→ **Prompt**: Isolate every line in the data with the string "用来表示实体的图形是" and copy it.

→ **Task input**:
● ● ● ● ● ● ●

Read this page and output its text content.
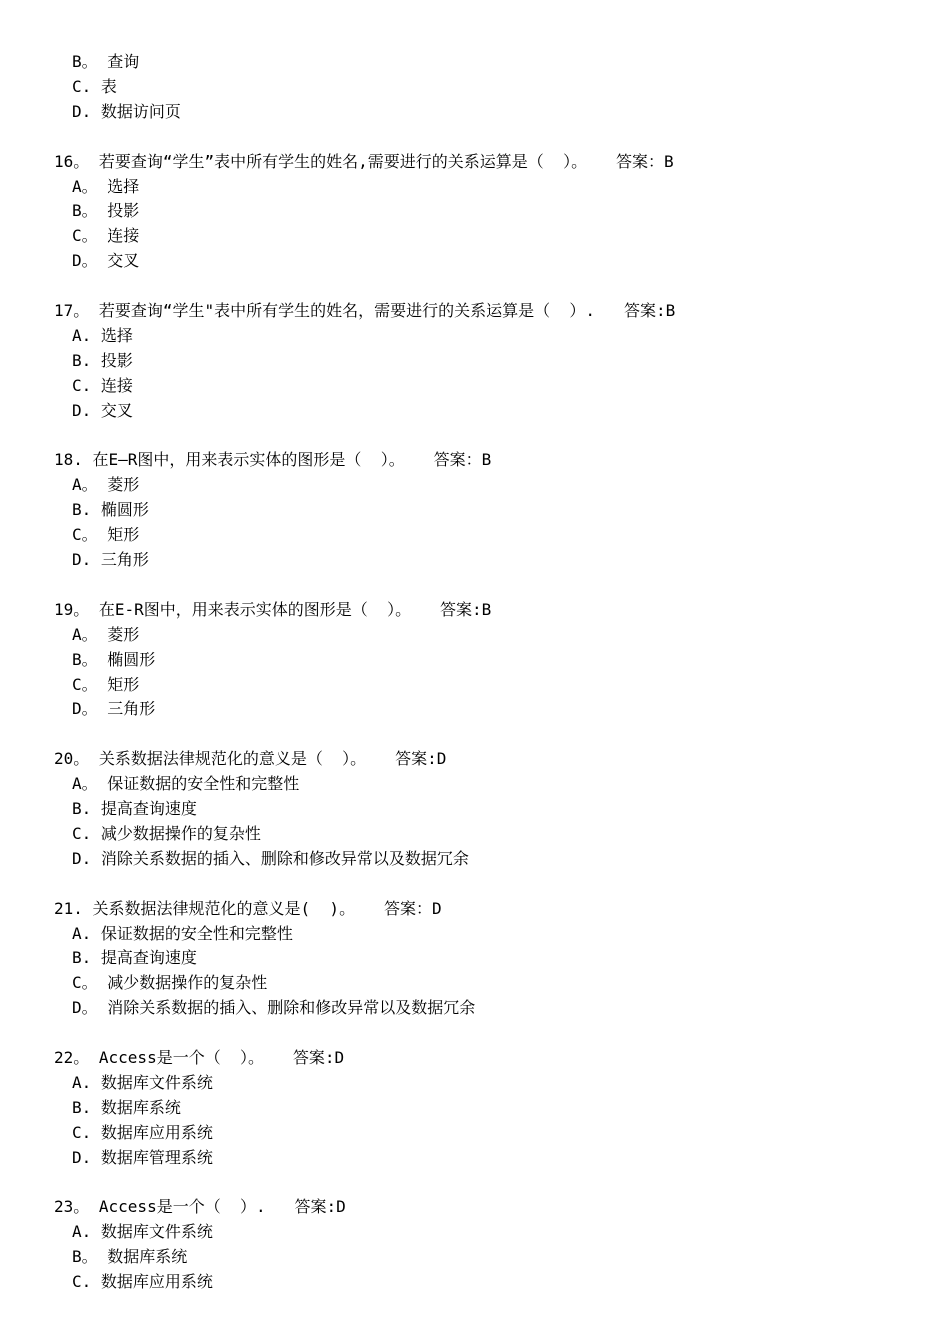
B。 查询
C. 表
D. 数据访问页
16。 若要查询“学生”表中所有学生的姓名,需要进行的关系运算是（  ）。   答案：B
A。 选择
B。 投影
C。 连接
D。 交叉
17。 若要查询“学生"表中所有学生的姓名，需要进行的关系运算是（  ）.   答案:B
A. 选择
B. 投影
C. 连接
D. 交叉
18. 在E—R图中，用来表示实体的图形是（  ）。   答案：B
A。 菱形
B. 椭圆形
C。 矩形
D. 三角形
19。 在E-R图中，用来表示实体的图形是（  ）。   答案:B
A。 菱形
B。 椭圆形
C。 矩形
D。 三角形
20。 关系数据法律规范化的意义是（  ）。   答案:D
A。 保证数据的安全性和完整性
B. 提高查询速度
C. 减少数据操作的复杂性
D. 消除关系数据的插入、删除和修改异常以及数据冗余
21. 关系数据法律规范化的意义是(  )。   答案：D
A. 保证数据的安全性和完整性
B. 提高查询速度
C。 减少数据操作的复杂性
D。 消除关系数据的插入、删除和修改异常以及数据冗余
22。 Access是一个（  ）。   答案:D
A. 数据库文件系统
B. 数据库系统
C. 数据库应用系统
D. 数据库管理系统
23。 Access是一个（  ）.   答案:D
A. 数据库文件系统
B。 数据库系统
C. 数据库应用系统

● ● ● ● ● ● ●

→ **Output**:
18. 在E—R图中，用来表示实体的图形是（  ）。   答案：B
19。 在E-R图中，用来表示实体的图形是（  ）。   答案:B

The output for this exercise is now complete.